▶ Problem description
Turn the lines below into a Markdown table with the columns Row and Line. Number each line in order and skip any blank ones.

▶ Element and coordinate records
────────────────

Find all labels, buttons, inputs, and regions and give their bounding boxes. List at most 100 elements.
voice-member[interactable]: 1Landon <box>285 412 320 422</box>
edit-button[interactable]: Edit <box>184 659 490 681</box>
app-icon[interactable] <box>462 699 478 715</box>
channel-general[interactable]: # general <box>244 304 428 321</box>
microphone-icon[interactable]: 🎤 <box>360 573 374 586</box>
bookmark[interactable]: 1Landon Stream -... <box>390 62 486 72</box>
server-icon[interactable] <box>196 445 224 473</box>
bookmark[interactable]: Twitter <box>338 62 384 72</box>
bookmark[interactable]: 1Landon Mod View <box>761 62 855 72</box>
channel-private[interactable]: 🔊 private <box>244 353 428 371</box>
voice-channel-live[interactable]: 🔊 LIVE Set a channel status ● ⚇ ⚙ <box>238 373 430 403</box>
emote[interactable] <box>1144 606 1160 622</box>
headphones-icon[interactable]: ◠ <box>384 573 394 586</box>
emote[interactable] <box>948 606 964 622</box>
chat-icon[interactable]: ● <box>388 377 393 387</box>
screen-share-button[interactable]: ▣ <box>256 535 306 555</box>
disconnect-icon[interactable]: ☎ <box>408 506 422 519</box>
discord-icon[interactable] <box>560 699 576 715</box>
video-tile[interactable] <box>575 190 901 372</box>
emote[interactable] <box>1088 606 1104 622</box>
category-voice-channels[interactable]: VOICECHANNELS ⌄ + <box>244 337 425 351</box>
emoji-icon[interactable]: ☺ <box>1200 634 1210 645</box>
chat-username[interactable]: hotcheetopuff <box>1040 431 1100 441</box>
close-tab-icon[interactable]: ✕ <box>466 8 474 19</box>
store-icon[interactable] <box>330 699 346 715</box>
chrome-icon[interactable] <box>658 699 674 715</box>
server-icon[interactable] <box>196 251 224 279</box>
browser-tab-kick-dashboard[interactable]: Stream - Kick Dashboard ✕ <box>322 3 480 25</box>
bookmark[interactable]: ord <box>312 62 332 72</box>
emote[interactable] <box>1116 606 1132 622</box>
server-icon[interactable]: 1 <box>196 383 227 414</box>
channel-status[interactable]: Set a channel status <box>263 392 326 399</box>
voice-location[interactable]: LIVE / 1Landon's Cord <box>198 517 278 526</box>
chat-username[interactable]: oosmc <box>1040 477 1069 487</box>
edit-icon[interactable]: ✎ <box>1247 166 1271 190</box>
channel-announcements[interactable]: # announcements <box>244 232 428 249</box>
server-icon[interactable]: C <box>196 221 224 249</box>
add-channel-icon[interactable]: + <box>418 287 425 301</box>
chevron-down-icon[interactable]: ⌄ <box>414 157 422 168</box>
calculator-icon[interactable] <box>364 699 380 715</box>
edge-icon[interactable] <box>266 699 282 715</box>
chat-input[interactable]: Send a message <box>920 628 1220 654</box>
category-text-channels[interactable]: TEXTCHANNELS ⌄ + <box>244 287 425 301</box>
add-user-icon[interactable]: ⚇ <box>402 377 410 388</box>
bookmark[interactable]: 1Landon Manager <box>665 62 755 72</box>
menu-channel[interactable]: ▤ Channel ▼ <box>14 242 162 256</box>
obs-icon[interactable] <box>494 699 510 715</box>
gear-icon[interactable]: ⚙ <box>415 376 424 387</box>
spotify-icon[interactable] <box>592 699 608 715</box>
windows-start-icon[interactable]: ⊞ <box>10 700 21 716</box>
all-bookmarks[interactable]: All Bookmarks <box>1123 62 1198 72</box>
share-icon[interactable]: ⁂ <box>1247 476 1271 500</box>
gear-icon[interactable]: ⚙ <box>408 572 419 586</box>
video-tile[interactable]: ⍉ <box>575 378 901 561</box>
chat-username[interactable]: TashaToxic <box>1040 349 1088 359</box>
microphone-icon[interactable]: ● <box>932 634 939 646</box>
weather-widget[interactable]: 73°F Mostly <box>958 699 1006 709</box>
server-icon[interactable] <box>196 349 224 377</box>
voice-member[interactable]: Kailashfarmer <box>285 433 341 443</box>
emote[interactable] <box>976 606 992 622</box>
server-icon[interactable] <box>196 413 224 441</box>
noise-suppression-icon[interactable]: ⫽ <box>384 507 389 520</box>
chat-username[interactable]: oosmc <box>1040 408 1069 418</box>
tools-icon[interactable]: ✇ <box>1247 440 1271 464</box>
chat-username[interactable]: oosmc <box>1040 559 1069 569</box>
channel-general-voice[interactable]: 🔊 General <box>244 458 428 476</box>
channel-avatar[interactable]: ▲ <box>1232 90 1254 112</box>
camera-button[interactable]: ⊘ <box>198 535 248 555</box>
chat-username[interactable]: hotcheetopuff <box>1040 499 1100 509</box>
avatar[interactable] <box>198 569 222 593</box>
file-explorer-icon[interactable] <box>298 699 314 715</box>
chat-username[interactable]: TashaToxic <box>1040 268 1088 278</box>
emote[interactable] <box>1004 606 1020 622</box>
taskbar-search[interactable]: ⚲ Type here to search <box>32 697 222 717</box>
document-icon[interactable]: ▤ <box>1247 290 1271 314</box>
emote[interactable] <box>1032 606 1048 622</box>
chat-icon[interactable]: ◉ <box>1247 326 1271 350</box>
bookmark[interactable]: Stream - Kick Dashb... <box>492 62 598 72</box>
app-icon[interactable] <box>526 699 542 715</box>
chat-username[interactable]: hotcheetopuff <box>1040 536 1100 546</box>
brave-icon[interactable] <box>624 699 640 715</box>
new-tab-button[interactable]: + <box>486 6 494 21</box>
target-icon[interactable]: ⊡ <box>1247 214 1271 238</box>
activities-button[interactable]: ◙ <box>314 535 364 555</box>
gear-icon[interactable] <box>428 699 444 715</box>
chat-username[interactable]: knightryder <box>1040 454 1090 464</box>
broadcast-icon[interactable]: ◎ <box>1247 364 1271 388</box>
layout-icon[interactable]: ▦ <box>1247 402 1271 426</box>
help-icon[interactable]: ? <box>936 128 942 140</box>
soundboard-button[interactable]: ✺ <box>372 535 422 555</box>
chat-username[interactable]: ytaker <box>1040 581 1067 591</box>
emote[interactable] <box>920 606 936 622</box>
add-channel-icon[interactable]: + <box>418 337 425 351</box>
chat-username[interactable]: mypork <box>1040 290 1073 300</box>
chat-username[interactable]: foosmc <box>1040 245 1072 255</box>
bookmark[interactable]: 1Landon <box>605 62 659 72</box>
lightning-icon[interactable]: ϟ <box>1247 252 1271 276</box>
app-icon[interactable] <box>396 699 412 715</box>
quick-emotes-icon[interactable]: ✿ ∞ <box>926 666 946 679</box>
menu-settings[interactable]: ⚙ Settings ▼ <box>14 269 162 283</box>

────────────────

▶ Finished exercise
| Row | Line |
|---|---|
| 1 | Find all labels, buttons, inputs, and regions and give their bounding boxes. List at most 100 elements. |
| 2 | voice-member[interactable]: 1Landon <box>285 412 320 422</box> |
| 3 | edit-button[interactable]: Edit <box>184 659 490 681</box> |
| 4 | app-icon[interactable] <box>462 699 478 715</box> |
| 5 | channel-general[interactable]: # general <box>244 304 428 321</box> |
| 6 | microphone-icon[interactable]: 🎤 <box>360 573 374 586</box> |
| 7 | bookmark[interactable]: 1Landon Stream -... <box>390 62 486 72</box> |
| 8 | server-icon[interactable] <box>196 445 224 473</box> |
| 9 | bookmark[interactable]: Twitter <box>338 62 384 72</box> |
| 10 | bookmark[interactable]: 1Landon Mod View <box>761 62 855 72</box> |
| 11 | channel-private[interactable]: 🔊 private <box>244 353 428 371</box> |
| 12 | voice-channel-live[interactable]: 🔊 LIVE Set a channel status ● ⚇ ⚙ <box>238 373 430 403</box> |
| 13 | emote[interactable] <box>1144 606 1160 622</box> |
| 14 | headphones-icon[interactable]: ◠ <box>384 573 394 586</box> |
| 15 | emote[interactable] <box>948 606 964 622</box> |
| 16 | chat-icon[interactable]: ● <box>388 377 393 387</box> |
| 17 | screen-share-button[interactable]: ▣ <box>256 535 306 555</box> |
| 18 | disconnect-icon[interactable]: ☎ <box>408 506 422 519</box> |
| 19 | discord-icon[interactable] <box>560 699 576 715</box> |
| 20 | video-tile[interactable] <box>575 190 901 372</box> |
| 21 | emote[interactable] <box>1088 606 1104 622</box> |
| 22 | category-voice-channels[interactable]: VOICECHANNELS ⌄ + <box>244 337 425 351</box> |
| 23 | emoji-icon[interactable]: ☺ <box>1200 634 1210 645</box> |
| 24 | chat-username[interactable]: hotcheetopuff <box>1040 431 1100 441</box> |
| 25 | close-tab-icon[interactable]: ✕ <box>466 8 474 19</box> |
| 26 | store-icon[interactable] <box>330 699 346 715</box> |
| 27 | chrome-icon[interactable] <box>658 699 674 715</box> |
| 28 | server-icon[interactable] <box>196 251 224 279</box> |
| 29 | browser-tab-kick-dashboard[interactable]: Stream - Kick Dashboard ✕ <box>322 3 480 25</box> |
| 30 | bookmark[interactable]: ord <box>312 62 332 72</box> |
| 31 | emote[interactable] <box>1116 606 1132 622</box> |
| 32 | server-icon[interactable]: 1 <box>196 383 227 414</box> |
| 33 | channel-status[interactable]: Set a channel status <box>263 392 326 399</box> |
| 34 | voice-location[interactable]: LIVE / 1Landon's Cord <box>198 517 278 526</box> |
| 35 | chat-username[interactable]: oosmc <box>1040 477 1069 487</box> |
| 36 | edit-icon[interactable]: ✎ <box>1247 166 1271 190</box> |
| 37 | channel-announcements[interactable]: # announcements <box>244 232 428 249</box> |
| 38 | server-icon[interactable]: C <box>196 221 224 249</box> |
| 39 | add-channel-icon[interactable]: + <box>418 287 425 301</box> |
| 40 | chevron-down-icon[interactable]: ⌄ <box>414 157 422 168</box> |
| 41 | calculator-icon[interactable] <box>364 699 380 715</box> |
| 42 | edge-icon[interactable] <box>266 699 282 715</box> |
| 43 | chat-input[interactable]: Send a message <box>920 628 1220 654</box> |
| 44 | category-text-channels[interactable]: TEXTCHANNELS ⌄ + <box>244 287 425 301</box> |
| 45 | add-user-icon[interactable]: ⚇ <box>402 377 410 388</box> |
| 46 | bookmark[interactable]: 1Landon Manager <box>665 62 755 72</box> |
| 47 | menu-channel[interactable]: ▤ Channel ▼ <box>14 242 162 256</box> |
| 48 | obs-icon[interactable] <box>494 699 510 715</box> |
| 49 | gear-icon[interactable]: ⚙ <box>415 376 424 387</box> |
| 50 | spotify-icon[interactable] <box>592 699 608 715</box> |
| 51 | windows-start-icon[interactable]: ⊞ <box>10 700 21 716</box> |
| 52 | all-bookmarks[interactable]: All Bookmarks <box>1123 62 1198 72</box> |
| 53 | share-icon[interactable]: ⁂ <box>1247 476 1271 500</box> |
| 54 | gear-icon[interactable]: ⚙ <box>408 572 419 586</box> |
| 55 | video-tile[interactable]: ⍉ <box>575 378 901 561</box> |
| 56 | chat-username[interactable]: TashaToxic <box>1040 349 1088 359</box> |
| 57 | microphone-icon[interactable]: ● <box>932 634 939 646</box> |
| 58 | weather-widget[interactable]: 73°F Mostly <box>958 699 1006 709</box> |
| 59 | server-icon[interactable] <box>196 349 224 377</box> |
| 60 | voice-member[interactable]: Kailashfarmer <box>285 433 341 443</box> |
| 61 | emote[interactable] <box>976 606 992 622</box> |
| 62 | server-icon[interactable] <box>196 413 224 441</box> |
| 63 | noise-suppression-icon[interactable]: ⫽ <box>384 507 389 520</box> |
| 64 | chat-username[interactable]: oosmc <box>1040 408 1069 418</box> |
| 65 | tools-icon[interactable]: ✇ <box>1247 440 1271 464</box> |
| 66 | chat-username[interactable]: oosmc <box>1040 559 1069 569</box> |
| 67 | channel-general-voice[interactable]: 🔊 General <box>244 458 428 476</box> |
| 68 | channel-avatar[interactable]: ▲ <box>1232 90 1254 112</box> |
| 69 | camera-button[interactable]: ⊘ <box>198 535 248 555</box> |
| 70 | chat-username[interactable]: hotcheetopuff <box>1040 499 1100 509</box> |
| 71 | avatar[interactable] <box>198 569 222 593</box> |
| 72 | file-explorer-icon[interactable] <box>298 699 314 715</box> |
| 73 | chat-username[interactable]: TashaToxic <box>1040 268 1088 278</box> |
| 74 | emote[interactable] <box>1004 606 1020 622</box> |
| 75 | taskbar-search[interactable]: ⚲ Type here to search <box>32 697 222 717</box> |
| 76 | document-icon[interactable]: ▤ <box>1247 290 1271 314</box> |
| 77 | emote[interactable] <box>1032 606 1048 622</box> |
| 78 | chat-icon[interactable]: ◉ <box>1247 326 1271 350</box> |
| 79 | bookmark[interactable]: Stream - Kick Dashb... <box>492 62 598 72</box> |
| 80 | app-icon[interactable] <box>526 699 542 715</box> |
| 81 | chat-username[interactable]: hotcheetopuff <box>1040 536 1100 546</box> |
| 82 | brave-icon[interactable] <box>624 699 640 715</box> |
| 83 | new-tab-button[interactable]: + <box>486 6 494 21</box> |
| 84 | target-icon[interactable]: ⊡ <box>1247 214 1271 238</box> |
| 85 | activities-button[interactable]: ◙ <box>314 535 364 555</box> |
| 86 | gear-icon[interactable] <box>428 699 444 715</box> |
| 87 | chat-username[interactable]: knightryder <box>1040 454 1090 464</box> |
| 88 | broadcast-icon[interactable]: ◎ <box>1247 364 1271 388</box> |
| 89 | layout-icon[interactable]: ▦ <box>1247 402 1271 426</box> |
| 90 | help-icon[interactable]: ? <box>936 128 942 140</box> |
| 91 | soundboard-button[interactable]: ✺ <box>372 535 422 555</box> |
| 92 | chat-username[interactable]: ytaker <box>1040 581 1067 591</box> |
| 93 | emote[interactable] <box>920 606 936 622</box> |
| 94 | add-channel-icon[interactable]: + <box>418 337 425 351</box> |
| 95 | chat-username[interactable]: mypork <box>1040 290 1073 300</box> |
| 96 | chat-username[interactable]: foosmc <box>1040 245 1072 255</box> |
| 97 | bookmark[interactable]: 1Landon <box>605 62 659 72</box> |
| 98 | lightning-icon[interactable]: ϟ <box>1247 252 1271 276</box> |
| 99 | app-icon[interactable] <box>396 699 412 715</box> |
| 100 | quick-emotes-icon[interactable]: ✿ ∞ <box>926 666 946 679</box> |
| 101 | menu-settings[interactable]: ⚙ Settings ▼ <box>14 269 162 283</box> |